-------- Records for the task

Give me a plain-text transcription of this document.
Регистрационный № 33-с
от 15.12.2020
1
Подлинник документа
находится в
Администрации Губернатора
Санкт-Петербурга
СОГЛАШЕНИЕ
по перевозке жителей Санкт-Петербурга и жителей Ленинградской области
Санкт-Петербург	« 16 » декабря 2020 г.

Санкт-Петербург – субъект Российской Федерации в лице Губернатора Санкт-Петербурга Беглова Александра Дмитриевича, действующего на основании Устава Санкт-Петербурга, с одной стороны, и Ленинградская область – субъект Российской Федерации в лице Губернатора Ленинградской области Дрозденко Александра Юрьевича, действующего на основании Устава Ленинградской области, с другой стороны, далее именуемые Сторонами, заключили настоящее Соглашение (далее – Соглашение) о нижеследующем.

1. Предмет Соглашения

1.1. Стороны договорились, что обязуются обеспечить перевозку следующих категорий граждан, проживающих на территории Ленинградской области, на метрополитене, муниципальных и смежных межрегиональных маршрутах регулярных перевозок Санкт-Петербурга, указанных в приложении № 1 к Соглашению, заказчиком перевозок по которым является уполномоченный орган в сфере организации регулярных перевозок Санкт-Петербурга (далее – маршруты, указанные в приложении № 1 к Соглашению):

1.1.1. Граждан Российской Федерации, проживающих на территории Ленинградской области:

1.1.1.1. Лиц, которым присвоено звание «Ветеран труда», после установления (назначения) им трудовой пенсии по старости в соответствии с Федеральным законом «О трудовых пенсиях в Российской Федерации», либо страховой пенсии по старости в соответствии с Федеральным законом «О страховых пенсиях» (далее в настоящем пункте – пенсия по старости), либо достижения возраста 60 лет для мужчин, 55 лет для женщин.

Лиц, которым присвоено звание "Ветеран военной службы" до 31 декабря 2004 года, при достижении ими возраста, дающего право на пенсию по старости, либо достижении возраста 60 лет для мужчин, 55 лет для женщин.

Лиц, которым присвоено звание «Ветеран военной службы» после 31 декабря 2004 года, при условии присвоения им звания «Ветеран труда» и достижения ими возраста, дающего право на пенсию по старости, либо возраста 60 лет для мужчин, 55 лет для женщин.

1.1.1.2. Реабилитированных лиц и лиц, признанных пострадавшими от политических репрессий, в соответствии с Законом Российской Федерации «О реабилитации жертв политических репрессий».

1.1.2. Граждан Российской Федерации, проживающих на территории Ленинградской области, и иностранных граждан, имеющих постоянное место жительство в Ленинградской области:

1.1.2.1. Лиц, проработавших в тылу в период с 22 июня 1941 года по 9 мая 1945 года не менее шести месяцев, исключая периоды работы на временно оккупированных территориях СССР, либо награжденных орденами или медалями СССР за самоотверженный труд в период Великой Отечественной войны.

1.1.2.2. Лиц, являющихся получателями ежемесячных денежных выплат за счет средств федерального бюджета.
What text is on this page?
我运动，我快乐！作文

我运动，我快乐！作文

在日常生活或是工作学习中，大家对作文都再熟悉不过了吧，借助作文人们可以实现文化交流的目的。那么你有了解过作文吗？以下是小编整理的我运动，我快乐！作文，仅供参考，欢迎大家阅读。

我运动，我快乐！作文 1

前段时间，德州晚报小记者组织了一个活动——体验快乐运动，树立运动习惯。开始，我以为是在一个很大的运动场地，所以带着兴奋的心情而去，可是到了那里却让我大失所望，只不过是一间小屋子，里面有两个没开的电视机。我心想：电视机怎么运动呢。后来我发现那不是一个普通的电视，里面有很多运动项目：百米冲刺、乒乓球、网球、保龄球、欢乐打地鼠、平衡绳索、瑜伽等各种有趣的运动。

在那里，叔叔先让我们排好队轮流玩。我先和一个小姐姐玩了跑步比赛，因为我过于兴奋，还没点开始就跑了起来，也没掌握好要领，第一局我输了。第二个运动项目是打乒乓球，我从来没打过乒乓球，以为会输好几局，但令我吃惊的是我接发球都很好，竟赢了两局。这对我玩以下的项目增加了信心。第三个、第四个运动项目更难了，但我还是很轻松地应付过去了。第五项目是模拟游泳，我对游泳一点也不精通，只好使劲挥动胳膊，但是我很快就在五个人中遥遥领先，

----------------

Goal -
Repeat every entry word for word.

Reply to the task -
Give me a plain-text transcription of this document.
Регистрационный № 33-с
от 15.12.2020
1
Подлинник документа
находится в
Администрации Губернатора
Санкт-Петербурга
СОГЛАШЕНИЕ
по перевозке жителей Санкт-Петербурга и жителей Ленинградской области
Санкт-Петербург	« 16 » декабря 2020 г.

Санкт-Петербург – субъект Российской Федерации в лице Губернатора Санкт-Петербурга Беглова Александра Дмитриевича, действующего на основании Устава Санкт-Петербурга, с одной стороны, и Ленинградская область – субъект Российской Федерации в лице Губернатора Ленинградской области Дрозденко Александра Юрьевича, действующего на основании Устава Ленинградской области, с другой стороны, далее именуемые Сторонами, заключили настоящее Соглашение (далее – Соглашение) о нижеследующем.

1. Предмет Соглашения

1.1. Стороны договорились, что обязуются обеспечить перевозку следующих категорий граждан, проживающих на территории Ленинградской области, на метрополитене, муниципальных и смежных межрегиональных маршрутах регулярных перевозок Санкт-Петербурга, указанных в приложении № 1 к Соглашению, заказчиком перевозок по которым является уполномоченный орган в сфере организации регулярных перевозок Санкт-Петербурга (далее – маршруты, указанные в приложении № 1 к Соглашению):

1.1.1. Граждан Российской Федерации, проживающих на территории Ленинградской области:

1.1.1.1. Лиц, которым присвоено звание «Ветеран труда», после установления (назначения) им трудовой пенсии по старости в соответствии с Федеральным законом «О трудовых пенсиях в Российской Федерации», либо страховой пенсии по старости в соответствии с Федеральным законом «О страховых пенсиях» (далее в настоящем пункте – пенсия по старости), либо достижения возраста 60 лет для мужчин, 55 лет для женщин.

Лиц, которым присвоено звание "Ветеран военной службы" до 31 декабря 2004 года, при достижении ими возраста, дающего право на пенсию по старости, либо достижении возраста 60 лет для мужчин, 55 лет для женщин.

Лиц, которым присвоено звание «Ветеран военной службы» после 31 декабря 2004 года, при условии присвоения им звания «Ветеран труда» и достижения ими возраста, дающего право на пенсию по старости, либо возраста 60 лет для мужчин, 55 лет для женщин.

1.1.1.2. Реабилитированных лиц и лиц, признанных пострадавшими от политических репрессий, в соответствии с Законом Российской Федерации «О реабилитации жертв политических репрессий».

1.1.2. Граждан Российской Федерации, проживающих на территории Ленинградской области, и иностранных граждан, имеющих постоянное место жительство в Ленинградской области:

1.1.2.1. Лиц, проработавших в тылу в период с 22 июня 1941 года по 9 мая 1945 года не менее шести месяцев, исключая периоды работы на временно оккупированных территориях СССР, либо награжденных орденами или медалями СССР за самоотверженный труд в период Великой Отечественной войны.

1.1.2.2. Лиц, являющихся получателями ежемесячных денежных выплат за счет средств федерального бюджета.
What text is on this page?
我运动，我快乐！作文

我运动，我快乐！作文

在日常生活或是工作学习中，大家对作文都再熟悉不过了吧，借助作文人们可以实现文化交流的目的。那么你有了解过作文吗？以下是小编整理的我运动，我快乐！作文，仅供参考，欢迎大家阅读。

我运动，我快乐！作文 1

前段时间，德州晚报小记者组织了一个活动——体验快乐运动，树立运动习惯。开始，我以为是在一个很大的运动场地，所以带着兴奋的心情而去，可是到了那里却让我大失所望，只不过是一间小屋子，里面有两个没开的电视机。我心想：电视机怎么运动呢。后来我发现那不是一个普通的电视，里面有很多运动项目：百米冲刺、乒乓球、网球、保龄球、欢乐打地鼠、平衡绳索、瑜伽等各种有趣的运动。

在那里，叔叔先让我们排好队轮流玩。我先和一个小姐姐玩了跑步比赛，因为我过于兴奋，还没点开始就跑了起来，也没掌握好要领，第一局我输了。第二个运动项目是打乒乓球，我从来没打过乒乓球，以为会输好几局，但令我吃惊的是我接发球都很好，竟赢了两局。这对我玩以下的项目增加了信心。第三个、第四个运动项目更难了，但我还是很轻松地应付过去了。第五项目是模拟游泳，我对游泳一点也不精通，只好使劲挥动胳膊，但是我很快就在五个人中遥遥领先，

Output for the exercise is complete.